### Instructions for the task:
Reproduce each line, exactly, from the one containing "What data populates" through the end of the material. Exclude pictures.

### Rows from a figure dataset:
** BEGIN **
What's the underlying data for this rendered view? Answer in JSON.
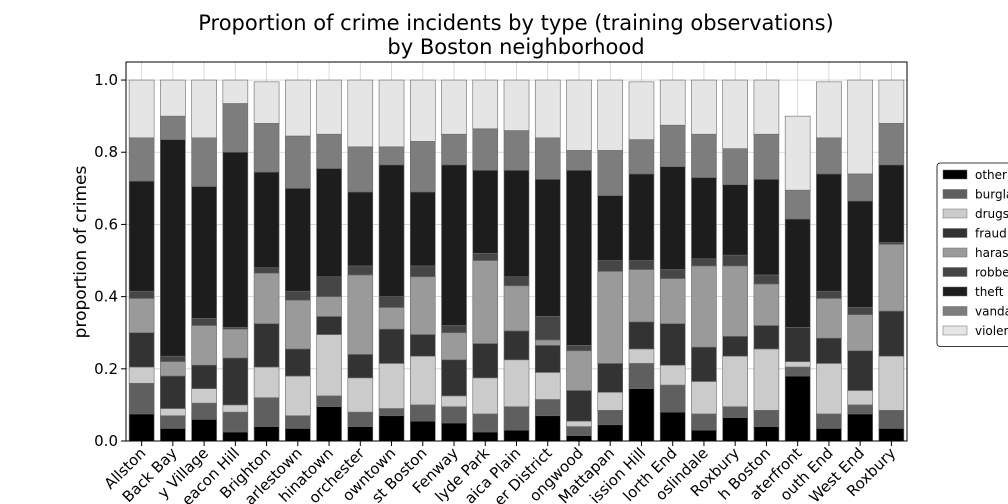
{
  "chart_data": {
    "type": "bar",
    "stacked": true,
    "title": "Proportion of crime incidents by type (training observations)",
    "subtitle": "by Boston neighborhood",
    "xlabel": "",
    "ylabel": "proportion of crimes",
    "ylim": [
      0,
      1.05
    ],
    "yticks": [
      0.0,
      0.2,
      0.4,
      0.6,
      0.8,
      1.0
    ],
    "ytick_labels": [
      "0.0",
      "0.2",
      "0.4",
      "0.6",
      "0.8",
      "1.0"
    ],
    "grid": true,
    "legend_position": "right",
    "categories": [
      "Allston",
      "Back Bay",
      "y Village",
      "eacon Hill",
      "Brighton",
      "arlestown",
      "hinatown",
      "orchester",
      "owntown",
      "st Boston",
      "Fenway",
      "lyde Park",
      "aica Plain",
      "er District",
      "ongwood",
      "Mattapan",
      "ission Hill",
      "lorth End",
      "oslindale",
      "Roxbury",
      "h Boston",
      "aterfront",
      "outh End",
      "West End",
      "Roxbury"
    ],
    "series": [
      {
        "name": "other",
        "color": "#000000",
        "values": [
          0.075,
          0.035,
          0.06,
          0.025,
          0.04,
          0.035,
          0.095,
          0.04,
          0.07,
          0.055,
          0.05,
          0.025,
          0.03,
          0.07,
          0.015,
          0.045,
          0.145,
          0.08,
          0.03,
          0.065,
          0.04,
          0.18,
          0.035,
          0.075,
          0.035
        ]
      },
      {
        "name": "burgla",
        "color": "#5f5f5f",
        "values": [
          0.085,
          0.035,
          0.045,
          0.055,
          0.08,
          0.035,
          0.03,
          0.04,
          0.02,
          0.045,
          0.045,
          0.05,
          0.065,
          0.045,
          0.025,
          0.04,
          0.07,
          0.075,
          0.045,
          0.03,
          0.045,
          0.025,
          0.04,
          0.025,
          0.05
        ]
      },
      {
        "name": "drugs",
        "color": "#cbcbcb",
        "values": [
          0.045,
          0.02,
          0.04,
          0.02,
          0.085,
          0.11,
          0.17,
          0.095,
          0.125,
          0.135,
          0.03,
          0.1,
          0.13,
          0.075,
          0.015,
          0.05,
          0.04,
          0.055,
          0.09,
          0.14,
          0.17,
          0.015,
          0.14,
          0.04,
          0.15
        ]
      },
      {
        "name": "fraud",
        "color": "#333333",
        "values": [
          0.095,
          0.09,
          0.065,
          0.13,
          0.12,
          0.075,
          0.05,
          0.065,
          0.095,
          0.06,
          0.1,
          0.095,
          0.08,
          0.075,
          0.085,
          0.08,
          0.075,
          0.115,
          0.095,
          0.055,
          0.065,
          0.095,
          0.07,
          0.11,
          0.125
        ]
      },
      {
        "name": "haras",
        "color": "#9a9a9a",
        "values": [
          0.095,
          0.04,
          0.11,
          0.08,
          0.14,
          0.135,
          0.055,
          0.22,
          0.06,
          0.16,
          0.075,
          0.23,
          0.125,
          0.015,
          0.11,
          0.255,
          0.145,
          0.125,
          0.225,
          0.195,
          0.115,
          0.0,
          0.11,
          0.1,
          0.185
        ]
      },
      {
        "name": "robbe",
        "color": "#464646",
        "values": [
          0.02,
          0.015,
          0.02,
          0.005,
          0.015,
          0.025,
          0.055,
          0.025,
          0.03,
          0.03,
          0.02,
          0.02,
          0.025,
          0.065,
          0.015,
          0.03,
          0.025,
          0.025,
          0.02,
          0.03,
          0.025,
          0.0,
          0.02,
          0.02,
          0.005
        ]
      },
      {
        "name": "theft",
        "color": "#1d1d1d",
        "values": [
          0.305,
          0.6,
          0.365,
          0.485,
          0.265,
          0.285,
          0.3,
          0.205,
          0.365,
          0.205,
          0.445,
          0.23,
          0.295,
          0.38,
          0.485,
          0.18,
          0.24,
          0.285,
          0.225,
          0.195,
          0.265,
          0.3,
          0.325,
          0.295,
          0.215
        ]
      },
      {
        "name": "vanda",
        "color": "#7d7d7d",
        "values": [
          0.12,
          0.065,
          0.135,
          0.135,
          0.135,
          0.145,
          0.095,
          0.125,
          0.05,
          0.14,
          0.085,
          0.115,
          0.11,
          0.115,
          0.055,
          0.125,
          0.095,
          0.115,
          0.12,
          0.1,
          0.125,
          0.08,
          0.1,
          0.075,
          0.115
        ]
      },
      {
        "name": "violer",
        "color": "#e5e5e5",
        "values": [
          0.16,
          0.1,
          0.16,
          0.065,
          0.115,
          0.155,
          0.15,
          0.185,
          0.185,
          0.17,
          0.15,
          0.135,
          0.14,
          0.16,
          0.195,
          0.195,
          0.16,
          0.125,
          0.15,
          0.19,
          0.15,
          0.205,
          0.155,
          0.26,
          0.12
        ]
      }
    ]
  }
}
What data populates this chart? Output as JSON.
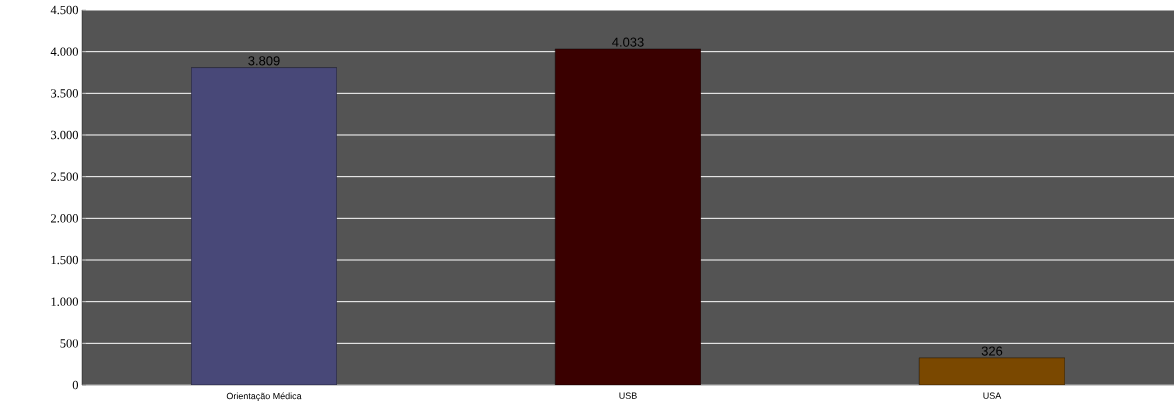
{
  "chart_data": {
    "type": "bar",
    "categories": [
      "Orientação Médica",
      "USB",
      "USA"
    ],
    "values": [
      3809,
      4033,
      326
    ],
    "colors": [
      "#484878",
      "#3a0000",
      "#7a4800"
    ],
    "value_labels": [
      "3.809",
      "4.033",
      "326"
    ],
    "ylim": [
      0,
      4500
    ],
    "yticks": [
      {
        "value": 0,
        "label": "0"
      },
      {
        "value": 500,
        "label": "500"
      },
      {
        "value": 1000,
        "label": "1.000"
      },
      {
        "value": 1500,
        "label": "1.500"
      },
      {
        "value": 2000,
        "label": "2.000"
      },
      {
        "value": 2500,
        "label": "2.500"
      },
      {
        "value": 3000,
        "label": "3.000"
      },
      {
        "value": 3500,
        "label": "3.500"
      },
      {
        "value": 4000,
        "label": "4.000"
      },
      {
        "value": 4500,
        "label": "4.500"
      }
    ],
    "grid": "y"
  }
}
** END **
### Written response:
What data populates this chart? Output as JSON.
{
  "chart_data": {
    "type": "bar",
    "categories": [
      "Orientação Médica",
      "USB",
      "USA"
    ],
    "values": [
      3809,
      4033,
      326
    ],
    "colors": [
      "#484878",
      "#3a0000",
      "#7a4800"
    ],
    "value_labels": [
      "3.809",
      "4.033",
      "326"
    ],
    "ylim": [
      0,
      4500
    ],
    "yticks": [
      {
        "value": 0,
        "label": "0"
      },
      {
        "value": 500,
        "label": "500"
      },
      {
        "value": 1000,
        "label": "1.000"
      },
      {
        "value": 1500,
        "label": "1.500"
      },
      {
        "value": 2000,
        "label": "2.000"
      },
      {
        "value": 2500,
        "label": "2.500"
      },
      {
        "value": 3000,
        "label": "3.000"
      },
      {
        "value": 3500,
        "label": "3.500"
      },
      {
        "value": 4000,
        "label": "4.000"
      },
      {
        "value": 4500,
        "label": "4.500"
      }
    ],
    "grid": "y"
  }
}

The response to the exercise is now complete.